** start **
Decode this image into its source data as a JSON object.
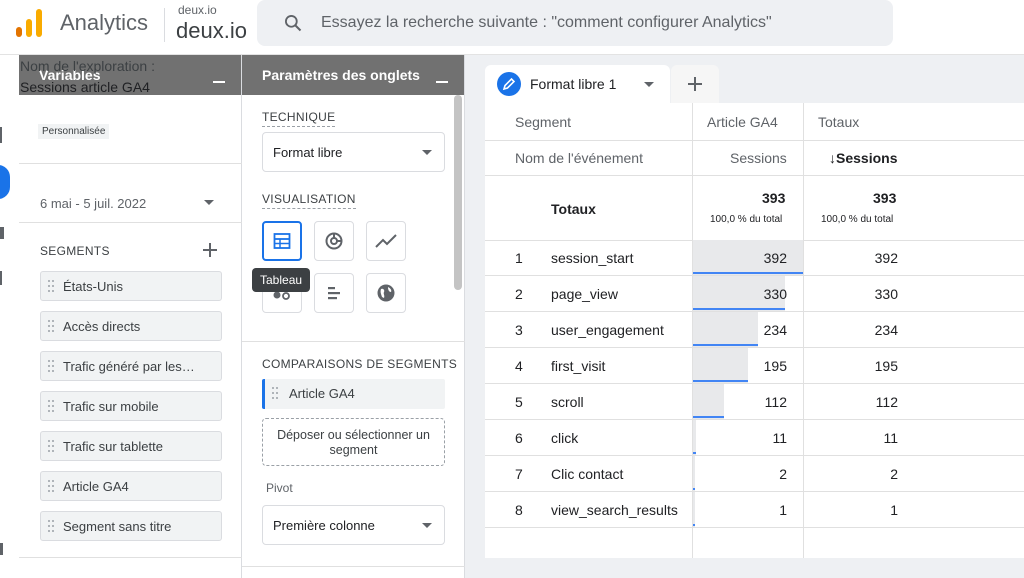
{
  "app": {
    "title": "Analytics",
    "account_small": "deux.io",
    "account_big": "deux.io",
    "brand_colors": [
      "#f9ab00",
      "#e37400"
    ]
  },
  "search": {
    "placeholder": "Essayez la recherche suivante : \"comment configurer Analytics\""
  },
  "variables_panel": {
    "header": "Variables",
    "exploration_label": "Nom de l'exploration :",
    "exploration_name": "Sessions article GA4",
    "date_badge": "Personnalisée",
    "date_range": "6 mai - 5 juil. 2022",
    "segments_title": "SEGMENTS",
    "segments": [
      "États-Unis",
      "Accès directs",
      "Trafic généré par les…",
      "Trafic sur mobile",
      "Trafic sur tablette",
      "Article GA4",
      "Segment sans titre"
    ]
  },
  "tab_settings": {
    "header": "Paramètres des onglets",
    "technique_label": "TECHNIQUE",
    "technique_value": "Format libre",
    "visualisation_label": "VISUALISATION",
    "visualisations": [
      "table-icon",
      "donut-chart-icon",
      "line-chart-icon",
      "scatter-icon",
      "bar-chart-icon",
      "geo-map-icon"
    ],
    "tooltip": "Tableau",
    "comparisons_label": "COMPARAISONS DE SEGMENTS",
    "comparison_segment": "Article GA4",
    "drop_hint": "Déposer ou sélectionner un segment",
    "pivot_label": "Pivot",
    "pivot_value": "Première colonne"
  },
  "canvas": {
    "tab_label": "Format libre 1",
    "accent": "#1a73e8"
  },
  "table": {
    "header_segment": "Segment",
    "header_col1": "Article GA4",
    "header_col2": "Totaux",
    "dimension_label": "Nom de l'événement",
    "metric_col1": "Sessions",
    "metric_col2": "↓Sessions",
    "totals_label": "Totaux",
    "totals_col1": "393",
    "totals_col2": "393",
    "totals_pct_col1": "100,0 % du total",
    "totals_pct_col2": "100,0 % du total",
    "rows": [
      {
        "idx": "1",
        "name": "session_start",
        "v1": "392",
        "v2": "392",
        "fraction": 0.9975
      },
      {
        "idx": "2",
        "name": "page_view",
        "v1": "330",
        "v2": "330",
        "fraction": 0.8397
      },
      {
        "idx": "3",
        "name": "user_engagement",
        "v1": "234",
        "v2": "234",
        "fraction": 0.5954
      },
      {
        "idx": "4",
        "name": "first_visit",
        "v1": "195",
        "v2": "195",
        "fraction": 0.4962
      },
      {
        "idx": "5",
        "name": "scroll",
        "v1": "112",
        "v2": "112",
        "fraction": 0.285
      },
      {
        "idx": "6",
        "name": "click",
        "v1": "11",
        "v2": "11",
        "fraction": 0.028
      },
      {
        "idx": "7",
        "name": "Clic contact",
        "v1": "2",
        "v2": "2",
        "fraction": 0.0051
      },
      {
        "idx": "8",
        "name": "view_search_results",
        "v1": "1",
        "v2": "1",
        "fraction": 0.0025
      }
    ]
  }
}
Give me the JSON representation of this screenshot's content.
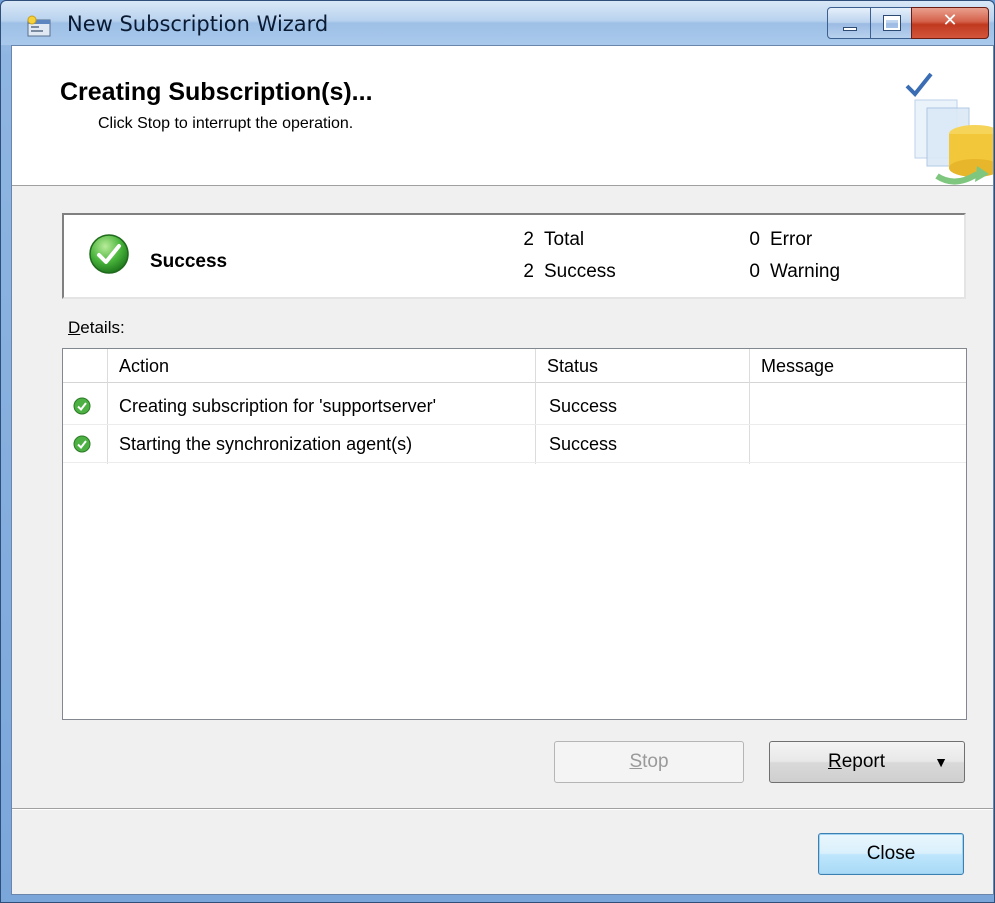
{
  "window": {
    "title": "New Subscription Wizard"
  },
  "header": {
    "title": "Creating Subscription(s)...",
    "subtitle": "Click Stop to interrupt the operation."
  },
  "summary": {
    "status": "Success",
    "total_count": "2",
    "total_label": "Total",
    "success_count": "2",
    "success_label": "Success",
    "error_count": "0",
    "error_label": "Error",
    "warning_count": "0",
    "warning_label": "Warning"
  },
  "details": {
    "label_first": "D",
    "label_rest": "etails:",
    "columns": [
      "Action",
      "Status",
      "Message"
    ],
    "rows": [
      {
        "action": "Creating subscription for 'supportserver'",
        "status": "Success",
        "message": ""
      },
      {
        "action": "Starting the synchronization agent(s)",
        "status": "Success",
        "message": ""
      }
    ]
  },
  "buttons": {
    "stop_first": "S",
    "stop_rest": "top",
    "report_first": "R",
    "report_rest": "eport",
    "close": "Close"
  },
  "colors": {
    "success_green": "#3aa23a",
    "title_bar": "#b8d2ee",
    "close_red": "#c0391f"
  }
}
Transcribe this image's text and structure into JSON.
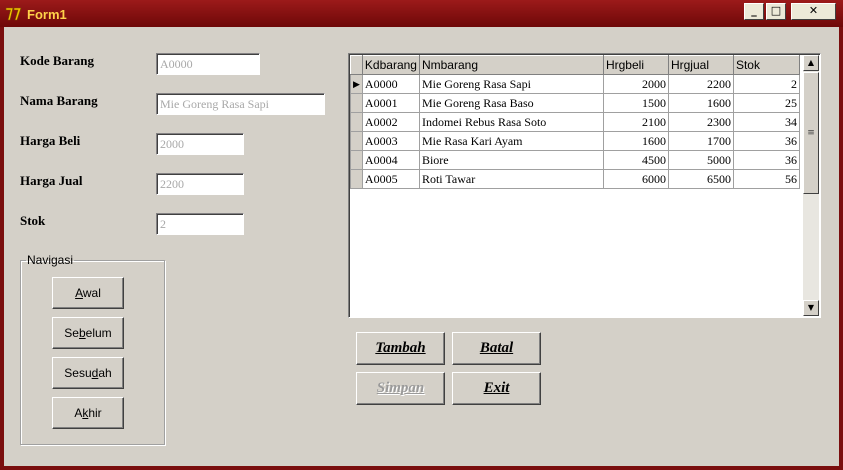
{
  "window": {
    "title": "Form1"
  },
  "titlebar": {
    "minimize": "_",
    "maximize": "□",
    "close": "✕"
  },
  "form": {
    "fields": [
      {
        "label": "Kode Barang",
        "value": "A0000"
      },
      {
        "label": "Nama Barang",
        "value": "Mie Goreng Rasa Sapi"
      },
      {
        "label": "Harga Beli",
        "value": "2000"
      },
      {
        "label": "Harga Jual",
        "value": "2200"
      },
      {
        "label": "Stok",
        "value": "2"
      }
    ]
  },
  "navigation": {
    "legend": "Navigasi",
    "buttons": [
      {
        "pre": "",
        "key": "A",
        "post": "wal"
      },
      {
        "pre": "Se",
        "key": "b",
        "post": "elum"
      },
      {
        "pre": "Sesu",
        "key": "d",
        "post": "ah"
      },
      {
        "pre": "A",
        "key": "k",
        "post": "hir"
      }
    ]
  },
  "grid": {
    "columns": [
      "Kdbarang",
      "Nmbarang",
      "Hrgbeli",
      "Hrgjual",
      "Stok"
    ],
    "current_row_indicator": "▶",
    "rows": [
      {
        "kode": "A0000",
        "nama": "Mie Goreng Rasa Sapi",
        "beli": "2000",
        "jual": "2200",
        "stok": "2"
      },
      {
        "kode": "A0001",
        "nama": "Mie Goreng Rasa Baso",
        "beli": "1500",
        "jual": "1600",
        "stok": "25"
      },
      {
        "kode": "A0002",
        "nama": "Indomei Rebus Rasa Soto",
        "beli": "2100",
        "jual": "2300",
        "stok": "34"
      },
      {
        "kode": "A0003",
        "nama": "Mie Rasa Kari Ayam",
        "beli": "1600",
        "jual": "1700",
        "stok": "36"
      },
      {
        "kode": "A0004",
        "nama": "Biore",
        "beli": "4500",
        "jual": "5000",
        "stok": "36"
      },
      {
        "kode": "A0005",
        "nama": "Roti Tawar",
        "beli": "6000",
        "jual": "6500",
        "stok": "56"
      }
    ]
  },
  "actions": {
    "tambah": "Tambah",
    "batal": "Batal",
    "simpan": "Simpan",
    "exit": "Exit"
  },
  "icons": {
    "app": "delphi-app-icon",
    "scroll_up": "▲",
    "scroll_down": "▼",
    "grip": "≡"
  }
}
** end **
| Exercise description |
Leaving all pictures aside, quote each record exactly.

| Output below |
Decode this image into its source data as a JSON object.
{
  "app": {
    "title": "Analytics",
    "account_small": "deux.io",
    "account_big": "deux.io",
    "brand_colors": [
      "#f9ab00",
      "#e37400"
    ]
  },
  "search": {
    "placeholder": "Essayez la recherche suivante : \"comment configurer Analytics\""
  },
  "variables_panel": {
    "header": "Variables",
    "exploration_label": "Nom de l'exploration :",
    "exploration_name": "Sessions article GA4",
    "date_badge": "Personnalisée",
    "date_range": "6 mai - 5 juil. 2022",
    "segments_title": "SEGMENTS",
    "segments": [
      "États-Unis",
      "Accès directs",
      "Trafic généré par les…",
      "Trafic sur mobile",
      "Trafic sur tablette",
      "Article GA4",
      "Segment sans titre"
    ]
  },
  "tab_settings": {
    "header": "Paramètres des onglets",
    "technique_label": "TECHNIQUE",
    "technique_value": "Format libre",
    "visualisation_label": "VISUALISATION",
    "visualisations": [
      "table-icon",
      "donut-chart-icon",
      "line-chart-icon",
      "scatter-icon",
      "bar-chart-icon",
      "geo-map-icon"
    ],
    "tooltip": "Tableau",
    "comparisons_label": "COMPARAISONS DE SEGMENTS",
    "comparison_segment": "Article GA4",
    "drop_hint": "Déposer ou sélectionner un segment",
    "pivot_label": "Pivot",
    "pivot_value": "Première colonne"
  },
  "canvas": {
    "tab_label": "Format libre 1",
    "accent": "#1a73e8"
  },
  "table": {
    "header_segment": "Segment",
    "header_col1": "Article GA4",
    "header_col2": "Totaux",
    "dimension_label": "Nom de l'événement",
    "metric_col1": "Sessions",
    "metric_col2": "↓Sessions",
    "totals_label": "Totaux",
    "totals_col1": "393",
    "totals_col2": "393",
    "totals_pct_col1": "100,0 % du total",
    "totals_pct_col2": "100,0 % du total",
    "rows": [
      {
        "idx": "1",
        "name": "session_start",
        "v1": "392",
        "v2": "392",
        "fraction": 0.9975
      },
      {
        "idx": "2",
        "name": "page_view",
        "v1": "330",
        "v2": "330",
        "fraction": 0.8397
      },
      {
        "idx": "3",
        "name": "user_engagement",
        "v1": "234",
        "v2": "234",
        "fraction": 0.5954
      },
      {
        "idx": "4",
        "name": "first_visit",
        "v1": "195",
        "v2": "195",
        "fraction": 0.4962
      },
      {
        "idx": "5",
        "name": "scroll",
        "v1": "112",
        "v2": "112",
        "fraction": 0.285
      },
      {
        "idx": "6",
        "name": "click",
        "v1": "11",
        "v2": "11",
        "fraction": 0.028
      },
      {
        "idx": "7",
        "name": "Clic contact",
        "v1": "2",
        "v2": "2",
        "fraction": 0.0051
      },
      {
        "idx": "8",
        "name": "view_search_results",
        "v1": "1",
        "v2": "1",
        "fraction": 0.0025
      }
    ]
  }
}
Give me the JSON representation of this screenshot's content.
{
  "window": {
    "title": "New Subscription Wizard"
  },
  "header": {
    "title": "Creating Subscription(s)...",
    "subtitle": "Click Stop to interrupt the operation."
  },
  "summary": {
    "status": "Success",
    "total_count": "2",
    "total_label": "Total",
    "success_count": "2",
    "success_label": "Success",
    "error_count": "0",
    "error_label": "Error",
    "warning_count": "0",
    "warning_label": "Warning"
  },
  "details": {
    "label_first": "D",
    "label_rest": "etails:",
    "columns": [
      "Action",
      "Status",
      "Message"
    ],
    "rows": [
      {
        "action": "Creating subscription for 'supportserver'",
        "status": "Success",
        "message": ""
      },
      {
        "action": "Starting the synchronization agent(s)",
        "status": "Success",
        "message": ""
      }
    ]
  },
  "buttons": {
    "stop_first": "S",
    "stop_rest": "top",
    "report_first": "R",
    "report_rest": "eport",
    "close": "Close"
  },
  "colors": {
    "success_green": "#3aa23a",
    "title_bar": "#b8d2ee",
    "close_red": "#c0391f"
  }
}
Transcribe this image's text and structure into JSON.
{
  "window": {
    "title": "Form1"
  },
  "titlebar": {
    "minimize": "_",
    "maximize": "□",
    "close": "✕"
  },
  "form": {
    "fields": [
      {
        "label": "Kode Barang",
        "value": "A0000"
      },
      {
        "label": "Nama Barang",
        "value": "Mie Goreng Rasa Sapi"
      },
      {
        "label": "Harga Beli",
        "value": "2000"
      },
      {
        "label": "Harga Jual",
        "value": "2200"
      },
      {
        "label": "Stok",
        "value": "2"
      }
    ]
  },
  "navigation": {
    "legend": "Navigasi",
    "buttons": [
      {
        "pre": "",
        "key": "A",
        "post": "wal"
      },
      {
        "pre": "Se",
        "key": "b",
        "post": "elum"
      },
      {
        "pre": "Sesu",
        "key": "d",
        "post": "ah"
      },
      {
        "pre": "A",
        "key": "k",
        "post": "hir"
      }
    ]
  },
  "grid": {
    "columns": [
      "Kdbarang",
      "Nmbarang",
      "Hrgbeli",
      "Hrgjual",
      "Stok"
    ],
    "current_row_indicator": "▶",
    "rows": [
      {
        "kode": "A0000",
        "nama": "Mie Goreng Rasa Sapi",
        "beli": "2000",
        "jual": "2200",
        "stok": "2"
      },
      {
        "kode": "A0001",
        "nama": "Mie Goreng Rasa Baso",
        "beli": "1500",
        "jual": "1600",
        "stok": "25"
      },
      {
        "kode": "A0002",
        "nama": "Indomei Rebus Rasa Soto",
        "beli": "2100",
        "jual": "2300",
        "stok": "34"
      },
      {
        "kode": "A0003",
        "nama": "Mie Rasa Kari Ayam",
        "beli": "1600",
        "jual": "1700",
        "stok": "36"
      },
      {
        "kode": "A0004",
        "nama": "Biore",
        "beli": "4500",
        "jual": "5000",
        "stok": "36"
      },
      {
        "kode": "A0005",
        "nama": "Roti Tawar",
        "beli": "6000",
        "jual": "6500",
        "stok": "56"
      }
    ]
  },
  "actions": {
    "tambah": "Tambah",
    "batal": "Batal",
    "simpan": "Simpan",
    "exit": "Exit"
  },
  "icons": {
    "app": "delphi-app-icon",
    "scroll_up": "▲",
    "scroll_down": "▼",
    "grip": "≡"
  }
}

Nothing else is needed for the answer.